__Recorded data__.
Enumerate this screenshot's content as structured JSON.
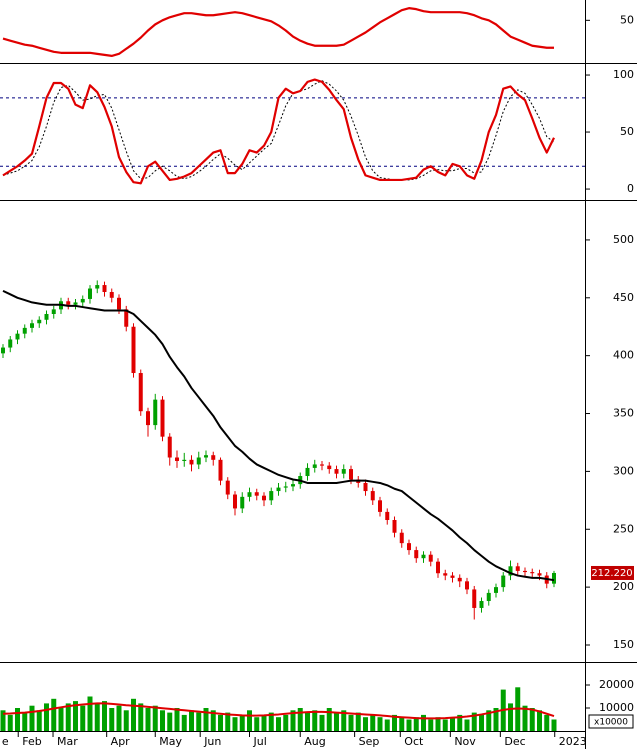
{
  "chart_data": [
    {
      "type": "line",
      "ylim": [
        8,
        70
      ],
      "yticks": [
        50
      ],
      "series": [
        {
          "color": "#e00000",
          "values": [
            32,
            30,
            28,
            26,
            25,
            23,
            21,
            19,
            18,
            18,
            18,
            18,
            18,
            17,
            16,
            15,
            17,
            22,
            27,
            33,
            40,
            46,
            50,
            53,
            55,
            57,
            57,
            56,
            55,
            55,
            56,
            57,
            58,
            57,
            55,
            53,
            51,
            49,
            45,
            40,
            34,
            30,
            27,
            25,
            25,
            25,
            25,
            26,
            30,
            34,
            38,
            43,
            48,
            52,
            56,
            60,
            62,
            61,
            59,
            58,
            58,
            58,
            58,
            58,
            57,
            55,
            52,
            50,
            46,
            40,
            34,
            31,
            28,
            25,
            24,
            23,
            23
          ]
        }
      ]
    },
    {
      "type": "line",
      "ylim": [
        -9.6,
        108.8
      ],
      "yticks": [
        100,
        50,
        0
      ],
      "levels": [
        80,
        20
      ],
      "series": [
        {
          "color": "#000000",
          "dashed": true,
          "values": [
            12,
            14,
            16,
            20,
            25,
            37,
            55,
            76,
            89,
            91,
            85,
            78,
            79,
            82,
            83,
            71,
            52,
            33,
            16,
            9,
            10,
            16,
            20,
            16,
            11,
            9,
            11,
            15,
            20,
            26,
            31,
            27,
            21,
            17,
            23,
            29,
            35,
            40,
            56,
            73,
            84,
            86,
            88,
            92,
            95,
            92,
            86,
            78,
            64,
            47,
            28,
            16,
            10,
            9,
            8,
            8,
            8,
            9,
            12,
            16,
            17,
            16,
            16,
            18,
            18,
            14,
            15,
            28,
            47,
            68,
            81,
            87,
            84,
            74,
            62,
            46,
            41
          ]
        },
        {
          "color": "#e00000",
          "values": [
            12,
            16,
            20,
            25,
            31,
            55,
            80,
            93,
            93,
            88,
            74,
            71,
            91,
            85,
            72,
            55,
            28,
            15,
            6,
            5,
            20,
            24,
            16,
            8,
            9,
            11,
            14,
            20,
            26,
            32,
            34,
            14,
            14,
            22,
            34,
            32,
            38,
            50,
            80,
            88,
            84,
            86,
            94,
            96,
            94,
            87,
            78,
            70,
            45,
            26,
            12,
            10,
            8,
            8,
            8,
            8,
            9,
            10,
            17,
            20,
            15,
            12,
            22,
            20,
            12,
            9,
            25,
            50,
            65,
            88,
            90,
            83,
            78,
            62,
            45,
            32,
            45
          ]
        }
      ]
    },
    {
      "type": "candlestick",
      "ylim": [
        135.3,
        534.5
      ],
      "yticks": [
        500,
        450,
        400,
        350,
        300,
        250,
        200,
        150
      ],
      "up_color": "#00a000",
      "down_color": "#e00000",
      "open": [
        402,
        407,
        414,
        419,
        424,
        428,
        431,
        436,
        440,
        447,
        444,
        446,
        449,
        458,
        461,
        455,
        450,
        440,
        425,
        385,
        352,
        340,
        362,
        330,
        312,
        309,
        310,
        306,
        312,
        314,
        310,
        292,
        280,
        268,
        278,
        282,
        279,
        275,
        283,
        286,
        287,
        289,
        296,
        303,
        306,
        305,
        302,
        298,
        302,
        293,
        290,
        283,
        275,
        265,
        258,
        247,
        238,
        232,
        225,
        228,
        222,
        212,
        210,
        208,
        205,
        198,
        182,
        188,
        195,
        200,
        210,
        218,
        214,
        213,
        212,
        210,
        203
      ],
      "high": [
        410,
        417,
        422,
        427,
        431,
        434,
        439,
        443,
        450,
        450,
        449,
        452,
        461,
        465,
        464,
        458,
        453,
        443,
        428,
        388,
        355,
        367,
        365,
        333,
        318,
        316,
        314,
        317,
        318,
        317,
        312,
        295,
        283,
        282,
        286,
        285,
        282,
        286,
        290,
        291,
        293,
        299,
        307,
        310,
        309,
        308,
        305,
        306,
        305,
        296,
        293,
        286,
        278,
        268,
        261,
        250,
        241,
        235,
        231,
        231,
        225,
        215,
        213,
        211,
        208,
        201,
        191,
        198,
        203,
        213,
        223,
        221,
        217,
        216,
        215,
        213,
        214
      ],
      "low": [
        398,
        403,
        410,
        415,
        420,
        424,
        427,
        432,
        436,
        440,
        440,
        442,
        445,
        454,
        451,
        446,
        436,
        421,
        381,
        348,
        330,
        336,
        326,
        305,
        303,
        304,
        300,
        302,
        308,
        305,
        288,
        276,
        262,
        264,
        274,
        275,
        270,
        271,
        279,
        282,
        283,
        285,
        292,
        299,
        301,
        298,
        294,
        294,
        289,
        286,
        279,
        271,
        261,
        254,
        243,
        234,
        228,
        221,
        221,
        218,
        208,
        206,
        204,
        200,
        194,
        172,
        178,
        184,
        191,
        196,
        206,
        210,
        209,
        208,
        206,
        199,
        200
      ],
      "close": [
        407,
        414,
        419,
        424,
        428,
        431,
        436,
        440,
        447,
        444,
        446,
        449,
        458,
        461,
        455,
        450,
        440,
        425,
        385,
        352,
        340,
        362,
        330,
        312,
        309,
        310,
        306,
        312,
        314,
        310,
        292,
        280,
        268,
        278,
        282,
        279,
        275,
        283,
        286,
        287,
        289,
        296,
        303,
        306,
        305,
        302,
        298,
        302,
        293,
        290,
        283,
        275,
        265,
        258,
        247,
        238,
        232,
        225,
        228,
        222,
        212,
        210,
        208,
        205,
        198,
        182,
        188,
        195,
        200,
        210,
        218,
        214,
        213,
        212,
        210,
        203,
        212.22
      ],
      "last_value_label": "212.220",
      "lines": [
        {
          "color": "#000000",
          "values": [
            456,
            453,
            450,
            448,
            446,
            445,
            444,
            444,
            444,
            443,
            443,
            442,
            441,
            440,
            439,
            439,
            439,
            439,
            436,
            430,
            424,
            418,
            410,
            399,
            390,
            382,
            372,
            364,
            356,
            348,
            338,
            330,
            322,
            317,
            311,
            306,
            303,
            300,
            297,
            295,
            293,
            292,
            290,
            290,
            290,
            290,
            290,
            291,
            292,
            292,
            292,
            291,
            290,
            288,
            285,
            283,
            278,
            273,
            268,
            263,
            259,
            254,
            249,
            243,
            238,
            232,
            227,
            222,
            218,
            215,
            212,
            210,
            209,
            208,
            208,
            207,
            206
          ]
        }
      ]
    },
    {
      "type": "bar",
      "ylim": [
        0,
        30000
      ],
      "yticks": [
        20000,
        10000
      ],
      "unit_label": "x10000",
      "color": "#00a000",
      "values": [
        9000,
        7000,
        10000,
        8000,
        11000,
        9000,
        12000,
        14000,
        10000,
        12000,
        13000,
        11000,
        15000,
        12000,
        13000,
        10000,
        11000,
        9000,
        14000,
        12000,
        10000,
        11000,
        9000,
        8000,
        10000,
        7000,
        9000,
        8000,
        10000,
        9000,
        7000,
        8000,
        6000,
        7000,
        9000,
        6000,
        7000,
        8000,
        6000,
        7000,
        9000,
        10000,
        8000,
        9000,
        7000,
        10000,
        8000,
        9000,
        7000,
        8000,
        6000,
        7000,
        6000,
        5000,
        7000,
        6000,
        5000,
        6000,
        7000,
        5000,
        6000,
        5000,
        6000,
        7000,
        5000,
        8000,
        7000,
        9000,
        10000,
        18000,
        12000,
        19000,
        11000,
        10000,
        9000,
        7000,
        5000
      ],
      "lines": [
        {
          "color": "#e00000",
          "values": [
            7500,
            7600,
            7800,
            8000,
            8300,
            8700,
            9200,
            9800,
            10300,
            10800,
            11200,
            11500,
            11800,
            12000,
            12000,
            11800,
            11500,
            11200,
            11000,
            10800,
            10500,
            10200,
            9900,
            9600,
            9300,
            9000,
            8700,
            8400,
            8100,
            7800,
            7500,
            7200,
            7000,
            6800,
            6700,
            6700,
            6800,
            7000,
            7200,
            7500,
            7800,
            8000,
            8200,
            8300,
            8300,
            8200,
            8000,
            7800,
            7600,
            7400,
            7200,
            7000,
            6800,
            6500,
            6200,
            6000,
            5800,
            5600,
            5500,
            5500,
            5500,
            5600,
            5800,
            6000,
            6300,
            6700,
            7200,
            7800,
            8500,
            9200,
            9600,
            9800,
            9700,
            9300,
            8500,
            7500,
            6500
          ]
        }
      ],
      "xticks": [
        {
          "value": -0.7,
          "label": "e"
        },
        {
          "value": 2.1,
          "label": "Feb"
        },
        {
          "value": 6.9,
          "label": "Mar"
        },
        {
          "value": 14.3,
          "label": "Apr"
        },
        {
          "value": 21,
          "label": "May"
        },
        {
          "value": 27.2,
          "label": "Jun"
        },
        {
          "value": 34,
          "label": "Jul"
        },
        {
          "value": 41,
          "label": "Aug"
        },
        {
          "value": 48.5,
          "label": "Sep"
        },
        {
          "value": 54.8,
          "label": "Oct"
        },
        {
          "value": 61.7,
          "label": "Nov"
        },
        {
          "value": 68.6,
          "label": "Dec"
        },
        {
          "value": 76.1,
          "label": "2023"
        }
      ]
    }
  ]
}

__What the task asks__. Review the preceding data and report every line that includes the string "type".

__Answer for this exercise__.
      "type": "line",
      "type": "line",
      "type": "candlestick",
      "type": "bar",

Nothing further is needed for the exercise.